_Exercise goal:_ Reproduce every line of the entries below, character for character.

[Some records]
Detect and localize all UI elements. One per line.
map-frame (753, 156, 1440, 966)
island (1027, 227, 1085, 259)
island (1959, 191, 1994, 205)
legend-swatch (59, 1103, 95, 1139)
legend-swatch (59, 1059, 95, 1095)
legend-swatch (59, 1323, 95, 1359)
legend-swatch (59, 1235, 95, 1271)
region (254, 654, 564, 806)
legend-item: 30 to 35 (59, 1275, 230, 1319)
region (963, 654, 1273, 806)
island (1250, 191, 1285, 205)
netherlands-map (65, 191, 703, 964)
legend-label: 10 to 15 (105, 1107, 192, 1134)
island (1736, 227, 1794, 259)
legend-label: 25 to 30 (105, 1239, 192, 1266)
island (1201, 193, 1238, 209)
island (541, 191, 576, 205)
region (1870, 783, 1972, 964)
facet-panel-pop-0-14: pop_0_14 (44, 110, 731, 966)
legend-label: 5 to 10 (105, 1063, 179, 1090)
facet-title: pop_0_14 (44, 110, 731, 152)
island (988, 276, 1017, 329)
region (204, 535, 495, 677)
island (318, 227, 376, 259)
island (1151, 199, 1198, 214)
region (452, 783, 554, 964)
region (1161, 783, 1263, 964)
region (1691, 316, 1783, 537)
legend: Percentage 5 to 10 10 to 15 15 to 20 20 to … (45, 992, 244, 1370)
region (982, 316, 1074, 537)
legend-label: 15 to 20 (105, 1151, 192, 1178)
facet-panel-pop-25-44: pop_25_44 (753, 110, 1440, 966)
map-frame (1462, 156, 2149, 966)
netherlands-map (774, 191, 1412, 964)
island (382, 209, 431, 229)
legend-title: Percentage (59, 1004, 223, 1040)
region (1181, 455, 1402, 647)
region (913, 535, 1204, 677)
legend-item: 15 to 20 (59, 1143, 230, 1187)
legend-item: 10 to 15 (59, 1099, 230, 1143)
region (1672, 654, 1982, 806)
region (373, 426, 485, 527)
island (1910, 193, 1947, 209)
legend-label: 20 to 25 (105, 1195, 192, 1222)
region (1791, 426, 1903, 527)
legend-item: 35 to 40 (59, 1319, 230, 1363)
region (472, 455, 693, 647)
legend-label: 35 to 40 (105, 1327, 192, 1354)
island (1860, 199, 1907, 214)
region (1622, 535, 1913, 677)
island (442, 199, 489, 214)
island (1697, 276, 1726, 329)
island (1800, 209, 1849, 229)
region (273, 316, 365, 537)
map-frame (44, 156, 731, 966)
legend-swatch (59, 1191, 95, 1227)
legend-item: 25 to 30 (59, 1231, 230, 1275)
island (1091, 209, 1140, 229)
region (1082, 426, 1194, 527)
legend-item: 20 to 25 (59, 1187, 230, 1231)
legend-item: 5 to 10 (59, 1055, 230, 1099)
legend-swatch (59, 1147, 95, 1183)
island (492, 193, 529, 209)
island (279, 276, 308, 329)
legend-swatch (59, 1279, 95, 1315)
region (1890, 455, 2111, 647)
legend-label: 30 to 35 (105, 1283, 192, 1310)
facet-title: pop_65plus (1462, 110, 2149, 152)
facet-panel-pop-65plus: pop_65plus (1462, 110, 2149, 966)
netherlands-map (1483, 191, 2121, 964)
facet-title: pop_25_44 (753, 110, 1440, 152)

_Result of the task:_
Detect and localize all UI elements. One per line.
map-frame (753, 156, 1440, 966)
island (1027, 227, 1085, 259)
island (1959, 191, 1994, 205)
legend-swatch (59, 1103, 95, 1139)
legend-swatch (59, 1059, 95, 1095)
legend-swatch (59, 1323, 95, 1359)
legend-swatch (59, 1235, 95, 1271)
region (254, 654, 564, 806)
legend-item: 30 to 35 (59, 1275, 230, 1319)
region (963, 654, 1273, 806)
island (1250, 191, 1285, 205)
netherlands-map (65, 191, 703, 964)
legend-label: 10 to 15 (105, 1107, 192, 1134)
island (1736, 227, 1794, 259)
legend-label: 25 to 30 (105, 1239, 192, 1266)
island (1201, 193, 1238, 209)
island (541, 191, 576, 205)
region (1870, 783, 1972, 964)
facet-panel-pop-0-14: pop_0_14 (44, 110, 731, 966)
legend-label: 5 to 10 (105, 1063, 179, 1090)
facet-title: pop_0_14 (44, 110, 731, 152)
island (988, 276, 1017, 329)
region (204, 535, 495, 677)
island (318, 227, 376, 259)
island (1151, 199, 1198, 214)
region (452, 783, 554, 964)
region (1161, 783, 1263, 964)
region (1691, 316, 1783, 537)
legend: Percentage 5 to 10 10 to 15 15 to 20 20 to … (45, 992, 244, 1370)
region (982, 316, 1074, 537)
legend-label: 15 to 20 (105, 1151, 192, 1178)
facet-panel-pop-25-44: pop_25_44 (753, 110, 1440, 966)
map-frame (1462, 156, 2149, 966)
netherlands-map (774, 191, 1412, 964)
island (382, 209, 431, 229)
legend-title: Percentage (59, 1004, 223, 1040)
region (1181, 455, 1402, 647)
region (913, 535, 1204, 677)
legend-item: 15 to 20 (59, 1143, 230, 1187)
legend-item: 10 to 15 (59, 1099, 230, 1143)
region (1672, 654, 1982, 806)
region (373, 426, 485, 527)
island (1910, 193, 1947, 209)
legend-label: 20 to 25 (105, 1195, 192, 1222)
region (1791, 426, 1903, 527)
legend-item: 35 to 40 (59, 1319, 230, 1363)
region (472, 455, 693, 647)
legend-label: 35 to 40 (105, 1327, 192, 1354)
island (1860, 199, 1907, 214)
region (1622, 535, 1913, 677)
island (442, 199, 489, 214)
island (1697, 276, 1726, 329)
island (1800, 209, 1849, 229)
region (273, 316, 365, 537)
map-frame (44, 156, 731, 966)
legend-swatch (59, 1191, 95, 1227)
legend-item: 25 to 30 (59, 1231, 230, 1275)
island (1091, 209, 1140, 229)
region (1082, 426, 1194, 527)
legend-item: 20 to 25 (59, 1187, 230, 1231)
legend-item: 5 to 10 (59, 1055, 230, 1099)
legend-swatch (59, 1147, 95, 1183)
island (492, 193, 529, 209)
island (279, 276, 308, 329)
legend-swatch (59, 1279, 95, 1315)
region (1890, 455, 2111, 647)
legend-label: 30 to 35 (105, 1283, 192, 1310)
facet-title: pop_65plus (1462, 110, 2149, 152)
facet-panel-pop-65plus: pop_65plus (1462, 110, 2149, 966)
netherlands-map (1483, 191, 2121, 964)
facet-title: pop_25_44 (753, 110, 1440, 152)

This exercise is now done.